## [What to produce]
Copy every line of the following data that includes the string "Cells".

## [Dataset extract]
┌──

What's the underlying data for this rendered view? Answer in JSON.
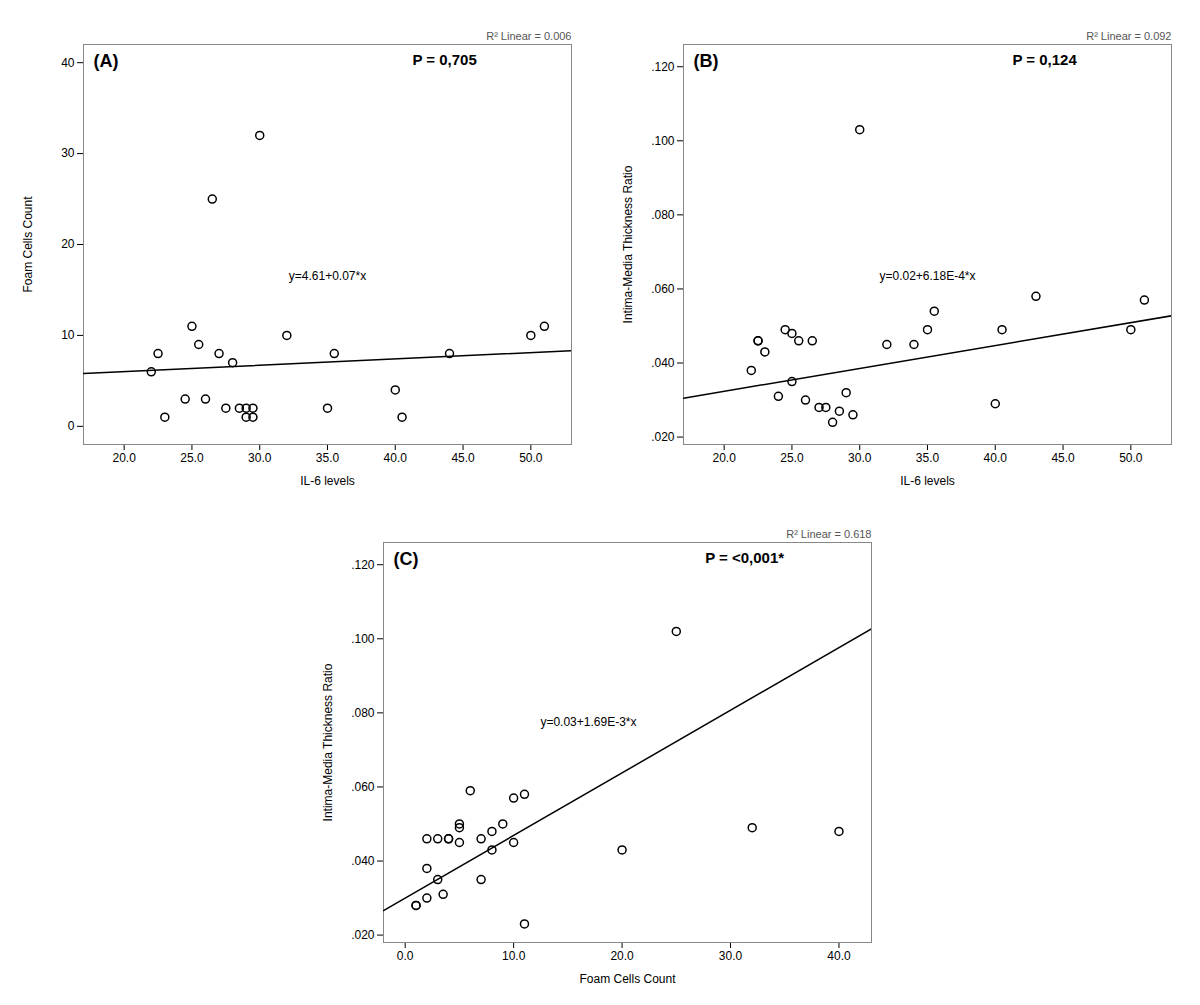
{
  "chart_data": [
    {
      "type": "scatter",
      "xlabel": "IL-6 levels",
      "ylabel": "Foam Cells Count",
      "x": [
        22.0,
        22.5,
        23.0,
        24.5,
        25.0,
        25.5,
        26.0,
        26.5,
        27.0,
        27.5,
        28.0,
        28.5,
        29.0,
        29.0,
        29.5,
        29.5,
        30.0,
        32.0,
        35.0,
        35.5,
        40.0,
        40.5,
        44.0,
        50.0,
        51.0
      ],
      "y": [
        6.0,
        8.0,
        1.0,
        3.0,
        11.0,
        9.0,
        3.0,
        25.0,
        8.0,
        2.0,
        7.0,
        2.0,
        1.0,
        2.0,
        2.0,
        1.0,
        32.0,
        10.0,
        2.0,
        8.0,
        4.0,
        1.0,
        8.0,
        10.0,
        11.0
      ],
      "regression_line": {
        "x": [
          17.0,
          53.0
        ],
        "y": [
          5.8,
          8.32
        ]
      },
      "annotations": [
        "(A)",
        "P = 0,705",
        "R² Linear = 0.006",
        "y=4.61+0.07*x"
      ],
      "xlim": [
        17.0,
        53.0
      ],
      "ylim": [
        -2,
        42
      ],
      "xticks": [
        {
          "value": 20.0,
          "label": "20.0"
        },
        {
          "value": 25.0,
          "label": "25.0"
        },
        {
          "value": 30.0,
          "label": "30.0"
        },
        {
          "value": 35.0,
          "label": "35.0"
        },
        {
          "value": 40.0,
          "label": "40.0"
        },
        {
          "value": 45.0,
          "label": "45.0"
        },
        {
          "value": 50.0,
          "label": "50.0"
        }
      ],
      "yticks": [
        0,
        10,
        20,
        30,
        40
      ]
    },
    {
      "type": "scatter",
      "xlabel": "IL-6 levels",
      "ylabel": "Intima-Media Thickness Ratio",
      "x": [
        22.0,
        22.5,
        22.5,
        23.0,
        24.0,
        24.5,
        25.0,
        25.0,
        25.5,
        26.0,
        26.5,
        27.0,
        27.5,
        28.0,
        28.5,
        29.0,
        29.5,
        30.0,
        32.0,
        34.0,
        35.0,
        35.5,
        40.0,
        40.5,
        43.0,
        50.0,
        51.0
      ],
      "y": [
        0.038,
        0.046,
        0.046,
        0.043,
        0.031,
        0.049,
        0.035,
        0.048,
        0.046,
        0.03,
        0.046,
        0.028,
        0.028,
        0.024,
        0.027,
        0.032,
        0.026,
        0.103,
        0.045,
        0.045,
        0.049,
        0.054,
        0.029,
        0.049,
        0.058,
        0.049,
        0.057
      ],
      "regression_line": {
        "x": [
          17.0,
          53.0
        ],
        "y": [
          0.030506,
          0.052754
        ]
      },
      "annotations": [
        "(B)",
        "P = 0,124",
        "R² Linear = 0.092",
        "y=0.02+6.18E-4*x"
      ],
      "xlim": [
        17.0,
        53.0
      ],
      "ylim": [
        0.018,
        0.126
      ],
      "xticks": [
        {
          "value": 20.0,
          "label": "20.0"
        },
        {
          "value": 25.0,
          "label": "25.0"
        },
        {
          "value": 30.0,
          "label": "30.0"
        },
        {
          "value": 35.0,
          "label": "35.0"
        },
        {
          "value": 40.0,
          "label": "40.0"
        },
        {
          "value": 45.0,
          "label": "45.0"
        },
        {
          "value": 50.0,
          "label": "50.0"
        }
      ],
      "yticks": [
        {
          "value": 0.02,
          "label": ".020"
        },
        {
          "value": 0.04,
          "label": ".040"
        },
        {
          "value": 0.06,
          "label": ".060"
        },
        {
          "value": 0.08,
          "label": ".080"
        },
        {
          "value": 0.1,
          "label": ".100"
        },
        {
          "value": 0.12,
          "label": ".120"
        }
      ]
    },
    {
      "type": "scatter",
      "xlabel": "Foam Cells Count",
      "ylabel": "Intima-Media Thickness Ratio",
      "x": [
        1.0,
        1.0,
        2.0,
        2.0,
        2.0,
        3.0,
        3.0,
        3.5,
        4.0,
        4.0,
        5.0,
        5.0,
        5.0,
        6.0,
        7.0,
        7.0,
        8.0,
        8.0,
        9.0,
        10.0,
        10.0,
        11.0,
        11.0,
        20.0,
        25.0,
        32.0,
        40.0
      ],
      "y": [
        0.028,
        0.028,
        0.03,
        0.038,
        0.046,
        0.046,
        0.035,
        0.031,
        0.046,
        0.046,
        0.049,
        0.05,
        0.045,
        0.059,
        0.046,
        0.035,
        0.043,
        0.048,
        0.05,
        0.057,
        0.045,
        0.023,
        0.058,
        0.043,
        0.102,
        0.049,
        0.048
      ],
      "regression_line": {
        "x": [
          -2,
          43
        ],
        "y": [
          0.02662,
          0.10267
        ]
      },
      "annotations": [
        "(C)",
        "P = <0,001*",
        "R² Linear = 0.618",
        "y=0.03+1.69E-3*x"
      ],
      "xlim": [
        -2,
        43
      ],
      "ylim": [
        0.018,
        0.126
      ],
      "xticks": [
        {
          "value": 0,
          "label": "0.0"
        },
        {
          "value": 10,
          "label": "10.0"
        },
        {
          "value": 20,
          "label": "20.0"
        },
        {
          "value": 30,
          "label": "30.0"
        },
        {
          "value": 40,
          "label": "40.0"
        }
      ],
      "yticks": [
        {
          "value": 0.02,
          "label": ".020"
        },
        {
          "value": 0.04,
          "label": ".040"
        },
        {
          "value": 0.06,
          "label": ".060"
        },
        {
          "value": 0.08,
          "label": ".080"
        },
        {
          "value": 0.1,
          "label": ".100"
        },
        {
          "value": 0.12,
          "label": ".120"
        }
      ]
    }
  ]
}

└──

## [Response]
      "ylabel": "Foam Cells Count",
      "xlabel": "Foam Cells Count",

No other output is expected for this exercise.